*EXERCISE DIRECTIONS*
Report all lines holding "Gases".

(Items listed in a dataset)
____

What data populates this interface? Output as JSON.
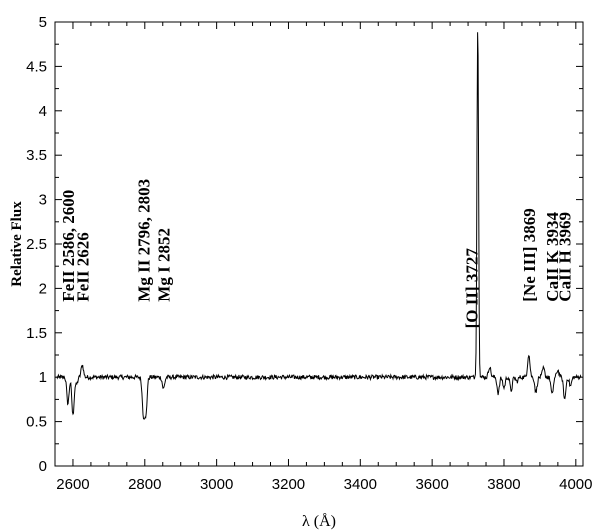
{
  "chart_data": {
    "type": "line",
    "xlabel": "λ (Å)",
    "ylabel": "Relative Flux",
    "xlim": [
      2550,
      4020
    ],
    "ylim": [
      0,
      5
    ],
    "xticks": [
      2600,
      2800,
      3000,
      3200,
      3400,
      3600,
      3800,
      4000
    ],
    "xtick_labels": [
      "2600",
      "2800",
      "3000",
      "3200",
      "3400",
      "3600",
      "3800",
      "4000"
    ],
    "yticks": [
      0,
      0.5,
      1,
      1.5,
      2,
      2.5,
      3,
      3.5,
      4,
      4.5,
      5
    ],
    "ytick_labels": [
      "0",
      "0.5",
      "1",
      "1.5",
      "2",
      "2.5",
      "3",
      "3.5",
      "4",
      "4.5",
      "5"
    ],
    "grid": false,
    "series": [
      {
        "color": "#000000",
        "baseline": 1.0,
        "features": [
          {
            "x": 2586,
            "y": 0.7
          },
          {
            "x": 2600,
            "y": 0.57
          },
          {
            "x": 2610,
            "y": 0.92
          },
          {
            "x": 2626,
            "y": 1.14
          },
          {
            "x": 2796,
            "y": 0.6
          },
          {
            "x": 2803,
            "y": 0.58
          },
          {
            "x": 2852,
            "y": 0.87
          },
          {
            "x": 3727,
            "y": 5.0
          },
          {
            "x": 3760,
            "y": 1.12
          },
          {
            "x": 3784,
            "y": 0.82
          },
          {
            "x": 3800,
            "y": 0.88
          },
          {
            "x": 3820,
            "y": 0.85
          },
          {
            "x": 3836,
            "y": 0.95
          },
          {
            "x": 3869,
            "y": 1.26
          },
          {
            "x": 3889,
            "y": 0.83
          },
          {
            "x": 3910,
            "y": 1.1
          },
          {
            "x": 3934,
            "y": 0.8
          },
          {
            "x": 3950,
            "y": 1.08
          },
          {
            "x": 3969,
            "y": 0.75
          },
          {
            "x": 3985,
            "y": 0.9
          }
        ]
      }
    ],
    "annotations": [
      {
        "id": "feii1",
        "text": "FeII 2586, 2600",
        "x": 2586,
        "y": 1.85
      },
      {
        "id": "feii2",
        "text": "FeII 2626",
        "x": 2626,
        "y": 1.85
      },
      {
        "id": "mgii",
        "text": "Mg II 2796, 2803",
        "x": 2796,
        "y": 1.85
      },
      {
        "id": "mgi",
        "text": "Mg I 2852",
        "x": 2852,
        "y": 1.85
      },
      {
        "id": "oii",
        "text": "[O II] 3727",
        "x": 3710,
        "y": 1.55
      },
      {
        "id": "neiii",
        "text": "[Ne III] 3869",
        "x": 3869,
        "y": 1.85
      },
      {
        "id": "caiik",
        "text": "CaII K 3934",
        "x": 3934,
        "y": 1.85
      },
      {
        "id": "caiih",
        "text": "CaII H 3969",
        "x": 3969,
        "y": 1.85
      }
    ]
  }
}
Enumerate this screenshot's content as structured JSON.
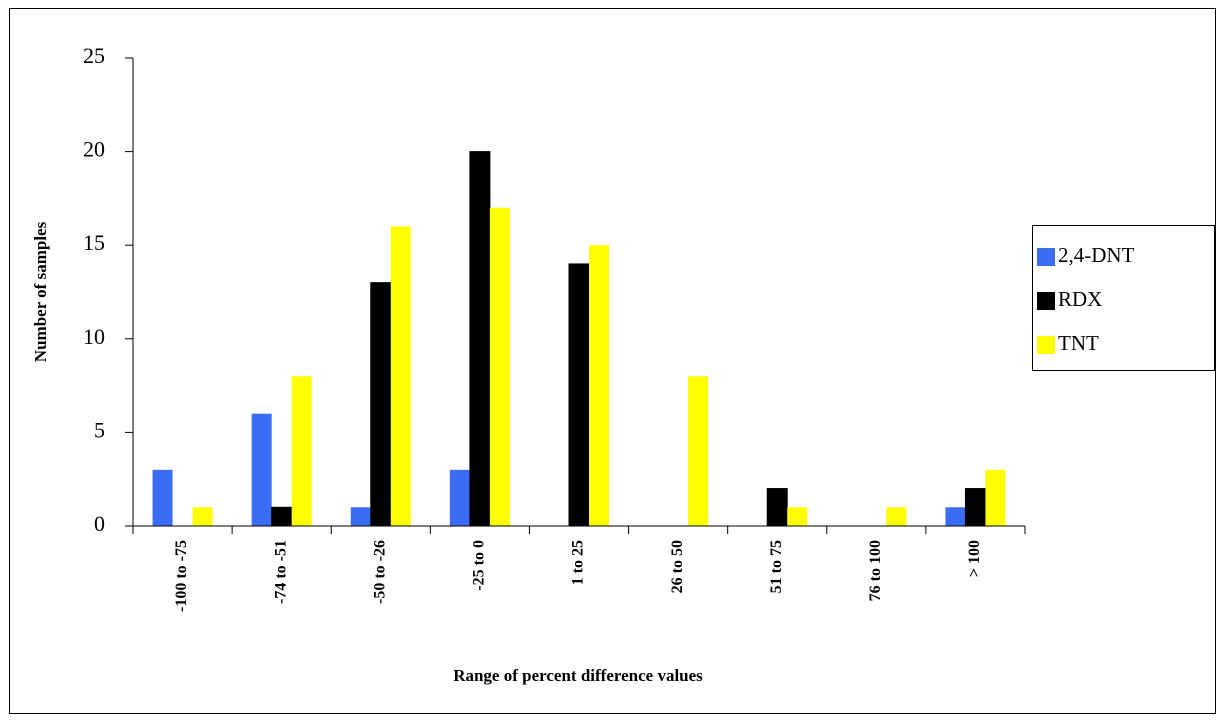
{
  "chart_data": {
    "type": "bar",
    "x_label": "Range of percent difference values",
    "y_label": "Number of samples",
    "categories": [
      "-100 to -75",
      "-74 to -51",
      "-50 to -26",
      "-25 to 0",
      "1 to 25",
      "26 to 50",
      "51 to 75",
      "76 to 100",
      "> 100"
    ],
    "series": [
      {
        "name": "2,4-DNT",
        "color": "#3b6cf6",
        "values": [
          3,
          6,
          1,
          3,
          0,
          0,
          0,
          0,
          1
        ]
      },
      {
        "name": "RDX",
        "color": "#000000",
        "values": [
          0,
          1,
          13,
          20,
          14,
          0,
          2,
          0,
          2
        ]
      },
      {
        "name": "TNT",
        "color": "#ffff00",
        "values": [
          1,
          8,
          16,
          17,
          15,
          8,
          1,
          1,
          3
        ]
      }
    ],
    "ylim": [
      0,
      25
    ],
    "yticks": [
      0,
      5,
      10,
      15,
      20,
      25
    ],
    "grid": false,
    "legend": "right"
  }
}
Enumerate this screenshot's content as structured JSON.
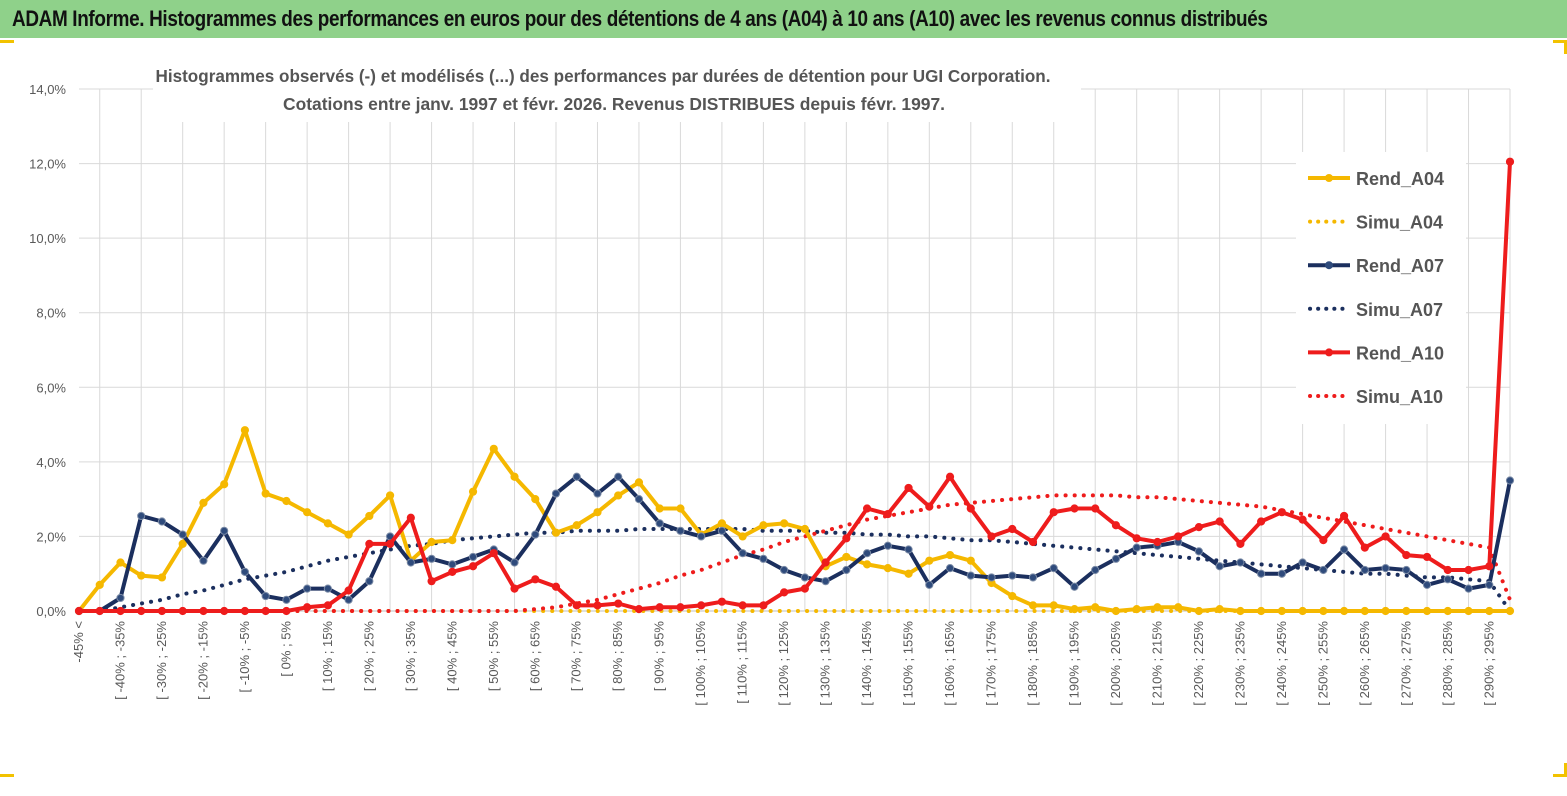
{
  "header": {
    "title": "ADAM Informe. Histogrammes des performances en euros pour des détentions de 4 ans (A04) à 10 ans (A10) avec les revenus connus distribués"
  },
  "colors": {
    "header_bg": "#8fd18a",
    "A04": "#f5b800",
    "A07": "#1b2f5e",
    "A10": "#ee1c1c",
    "grid": "#d9d9d9"
  },
  "chart_data": {
    "type": "line",
    "title_line1": "Histogrammes observés (-) et modélisés (...) des performances par durées de détention pour UGI Corporation.",
    "title_line2": "Cotations entre janv. 1997 et févr. 2026. Revenus DISTRIBUES depuis févr. 1997.",
    "y_ticks": [
      "0,0%",
      "2,0%",
      "4,0%",
      "6,0%",
      "8,0%",
      "10,0%",
      "12,0%",
      "14,0%"
    ],
    "ylim": [
      0,
      14
    ],
    "x_labels": [
      "-45% <",
      "[ -40% ; -35%",
      "[ -30% ; -25%",
      "[ -20% ; -15%",
      "[ -10% ; -5%",
      "[ 0% ; 5%",
      "[ 10% ; 15%",
      "[ 20% ; 25%",
      "[ 30% ; 35%",
      "[ 40% ; 45%",
      "[ 50% ; 55%",
      "[ 60% ; 65%",
      "[ 70% ; 75%",
      "[ 80% ; 85%",
      "[ 90% ; 95%",
      "[ 100% ; 105%",
      "[ 110% ; 115%",
      "[ 120% ; 125%",
      "[ 130% ; 135%",
      "[ 140% ; 145%",
      "[ 150% ; 155%",
      "[ 160% ; 165%",
      "[ 170% ; 175%",
      "[ 180% ; 185%",
      "[ 190% ; 195%",
      "[ 200% ; 205%",
      "[ 210% ; 215%",
      "[ 220% ; 225%",
      "[ 230% ; 235%",
      "[ 240% ; 245%",
      "[ 250% ; 255%",
      "[ 260% ; 265%",
      "[ 270% ; 275%",
      "[ 280% ; 285%",
      "[ 290% ; 295%"
    ],
    "n_categories": 70,
    "series": [
      {
        "name": "Rend_A04",
        "style": "solid",
        "color": "#f5b800",
        "values": [
          0.0,
          0.7,
          1.3,
          0.95,
          0.9,
          1.8,
          2.9,
          3.4,
          4.85,
          3.15,
          2.95,
          2.65,
          2.35,
          2.05,
          2.55,
          3.1,
          1.35,
          1.85,
          1.9,
          3.2,
          4.35,
          3.6,
          3.0,
          2.1,
          2.3,
          2.65,
          3.1,
          3.45,
          2.75,
          2.75,
          2.05,
          2.35,
          2.0,
          2.3,
          2.35,
          2.2,
          1.2,
          1.45,
          1.25,
          1.15,
          1.0,
          1.35,
          1.5,
          1.35,
          0.75,
          0.4,
          0.15,
          0.15,
          0.05,
          0.1,
          0.0,
          0.05,
          0.1,
          0.1,
          0.0,
          0.05,
          0.0,
          0.0,
          0.0,
          0.0,
          0.0,
          0.0,
          0.0,
          0.0,
          0.0,
          0.0,
          0.0,
          0.0,
          0.0,
          0.0
        ]
      },
      {
        "name": "Simu_A04",
        "style": "dotted",
        "color": "#f5b800",
        "values": [
          0.0,
          0.0,
          0.0,
          0.0,
          0.0,
          0.0,
          0.0,
          0.0,
          0.0,
          0.0,
          0.0,
          0.0,
          0.0,
          0.0,
          0.0,
          0.0,
          0.0,
          0.0,
          0.0,
          0.0,
          0.0,
          0.0,
          0.0,
          0.0,
          0.0,
          0.0,
          0.0,
          0.0,
          0.0,
          0.0,
          0.0,
          0.0,
          0.0,
          0.0,
          0.0,
          0.0,
          0.0,
          0.0,
          0.0,
          0.0,
          0.0,
          0.0,
          0.0,
          0.0,
          0.0,
          0.0,
          0.0,
          0.0,
          0.0,
          0.0,
          0.0,
          0.0,
          0.0,
          0.0,
          0.0,
          0.0,
          0.0,
          0.0,
          0.0,
          0.0,
          0.0,
          0.0,
          0.0,
          0.0,
          0.0,
          0.0,
          0.0,
          0.0,
          0.0,
          0.0
        ]
      },
      {
        "name": "Rend_A07",
        "style": "solid",
        "color": "#1b2f5e",
        "values": [
          0.0,
          0.0,
          0.35,
          2.55,
          2.4,
          2.05,
          1.35,
          2.15,
          1.05,
          0.4,
          0.3,
          0.6,
          0.6,
          0.3,
          0.8,
          2.0,
          1.3,
          1.4,
          1.25,
          1.45,
          1.65,
          1.3,
          2.05,
          3.15,
          3.6,
          3.15,
          3.6,
          3.0,
          2.35,
          2.15,
          2.0,
          2.15,
          1.55,
          1.4,
          1.1,
          0.9,
          0.8,
          1.1,
          1.55,
          1.75,
          1.65,
          0.7,
          1.15,
          0.95,
          0.9,
          0.95,
          0.9,
          1.15,
          0.65,
          1.1,
          1.4,
          1.7,
          1.75,
          1.85,
          1.6,
          1.2,
          1.3,
          1.0,
          1.0,
          1.3,
          1.1,
          1.65,
          1.1,
          1.15,
          1.1,
          0.7,
          0.85,
          0.6,
          0.7,
          3.5
        ]
      },
      {
        "name": "Simu_A07",
        "style": "dotted",
        "color": "#1b2f5e",
        "values": [
          0.0,
          0.0,
          0.1,
          0.2,
          0.3,
          0.45,
          0.55,
          0.7,
          0.85,
          0.95,
          1.05,
          1.2,
          1.35,
          1.45,
          1.55,
          1.65,
          1.75,
          1.8,
          1.9,
          1.95,
          2.0,
          2.05,
          2.1,
          2.1,
          2.15,
          2.15,
          2.15,
          2.2,
          2.2,
          2.2,
          2.2,
          2.2,
          2.2,
          2.15,
          2.15,
          2.15,
          2.1,
          2.1,
          2.05,
          2.05,
          2.0,
          2.0,
          1.95,
          1.9,
          1.9,
          1.85,
          1.8,
          1.75,
          1.7,
          1.65,
          1.6,
          1.55,
          1.5,
          1.45,
          1.4,
          1.35,
          1.3,
          1.25,
          1.2,
          1.15,
          1.1,
          1.05,
          1.0,
          1.0,
          0.95,
          0.9,
          0.9,
          0.85,
          0.8,
          0.0
        ]
      },
      {
        "name": "Rend_A10",
        "style": "solid",
        "color": "#ee1c1c",
        "values": [
          0.0,
          0.0,
          0.0,
          0.0,
          0.0,
          0.0,
          0.0,
          0.0,
          0.0,
          0.0,
          0.0,
          0.1,
          0.15,
          0.55,
          1.8,
          1.8,
          2.5,
          0.8,
          1.05,
          1.2,
          1.55,
          0.6,
          0.85,
          0.65,
          0.15,
          0.15,
          0.2,
          0.05,
          0.1,
          0.1,
          0.15,
          0.25,
          0.15,
          0.15,
          0.5,
          0.6,
          1.3,
          1.95,
          2.75,
          2.6,
          3.3,
          2.8,
          3.6,
          2.75,
          2.0,
          2.2,
          1.85,
          2.65,
          2.75,
          2.75,
          2.3,
          1.95,
          1.85,
          2.0,
          2.25,
          2.4,
          1.8,
          2.4,
          2.65,
          2.45,
          1.9,
          2.55,
          1.7,
          2.0,
          1.5,
          1.45,
          1.1,
          1.1,
          1.2,
          12.05
        ]
      },
      {
        "name": "Simu_A10",
        "style": "dotted",
        "color": "#ee1c1c",
        "values": [
          0.0,
          0.0,
          0.0,
          0.0,
          0.0,
          0.0,
          0.0,
          0.0,
          0.0,
          0.0,
          0.0,
          0.0,
          0.0,
          0.0,
          0.0,
          0.0,
          0.0,
          0.0,
          0.0,
          0.0,
          0.0,
          0.0,
          0.05,
          0.1,
          0.2,
          0.3,
          0.45,
          0.6,
          0.75,
          0.95,
          1.1,
          1.3,
          1.5,
          1.65,
          1.85,
          2.0,
          2.15,
          2.3,
          2.45,
          2.55,
          2.65,
          2.75,
          2.85,
          2.9,
          2.95,
          3.0,
          3.05,
          3.1,
          3.1,
          3.1,
          3.1,
          3.05,
          3.05,
          3.0,
          2.95,
          2.9,
          2.85,
          2.8,
          2.7,
          2.6,
          2.5,
          2.4,
          2.3,
          2.2,
          2.1,
          2.0,
          1.9,
          1.8,
          1.7,
          0.3
        ]
      }
    ],
    "legend": [
      "Rend_A04",
      "Simu_A04",
      "Rend_A07",
      "Simu_A07",
      "Rend_A10",
      "Simu_A10"
    ],
    "legend_position": "right"
  }
}
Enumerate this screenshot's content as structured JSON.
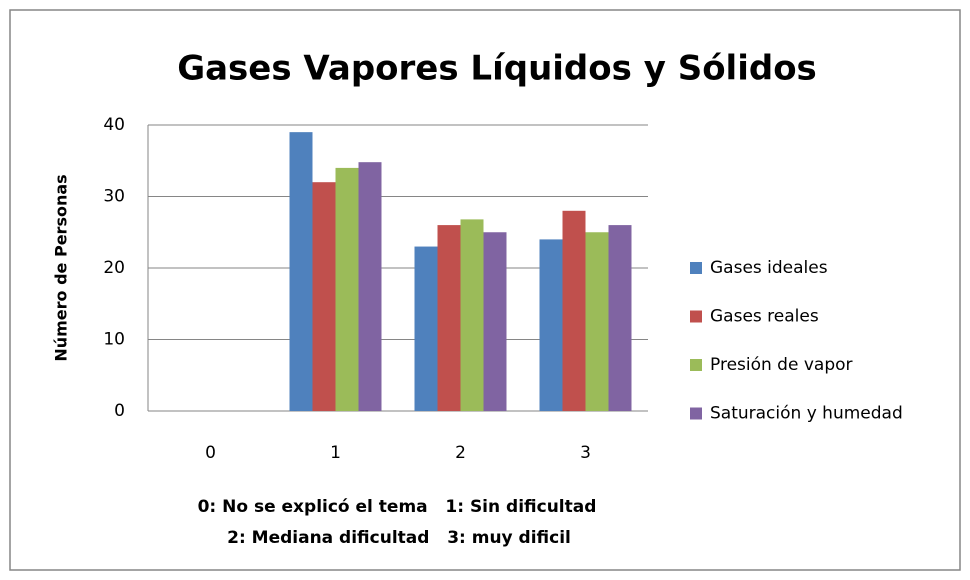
{
  "chart_data": {
    "type": "bar",
    "title": "Gases Vapores Líquidos y Sólidos",
    "ylabel": "Número de Personas",
    "xlabel": [
      "0: No se explicó el tema   1: Sin dificultad",
      "2: Mediana dificultad   3: muy dificil"
    ],
    "categories": [
      "0",
      "1",
      "2",
      "3"
    ],
    "series": [
      {
        "name": "Gases ideales",
        "color": "#4f81bd",
        "values": [
          0,
          39,
          23,
          24
        ]
      },
      {
        "name": "Gases reales",
        "color": "#c0504d",
        "values": [
          0,
          32,
          26,
          28
        ]
      },
      {
        "name": "Presión de vapor",
        "color": "#9bbb59",
        "values": [
          0,
          34,
          26.8,
          25
        ]
      },
      {
        "name": "Saturación y humedad",
        "color": "#8064a2",
        "values": [
          0,
          34.8,
          25,
          26
        ]
      }
    ],
    "ylim": [
      0,
      40
    ],
    "yticks": [
      0,
      10,
      20,
      30,
      40
    ],
    "grid": true,
    "legend": "right"
  }
}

____

*FINAL RESULT*
    "title": "Gases Vapores Líquidos y Sólidos",
        "name": "Gases ideales",
        "name": "Gases reales",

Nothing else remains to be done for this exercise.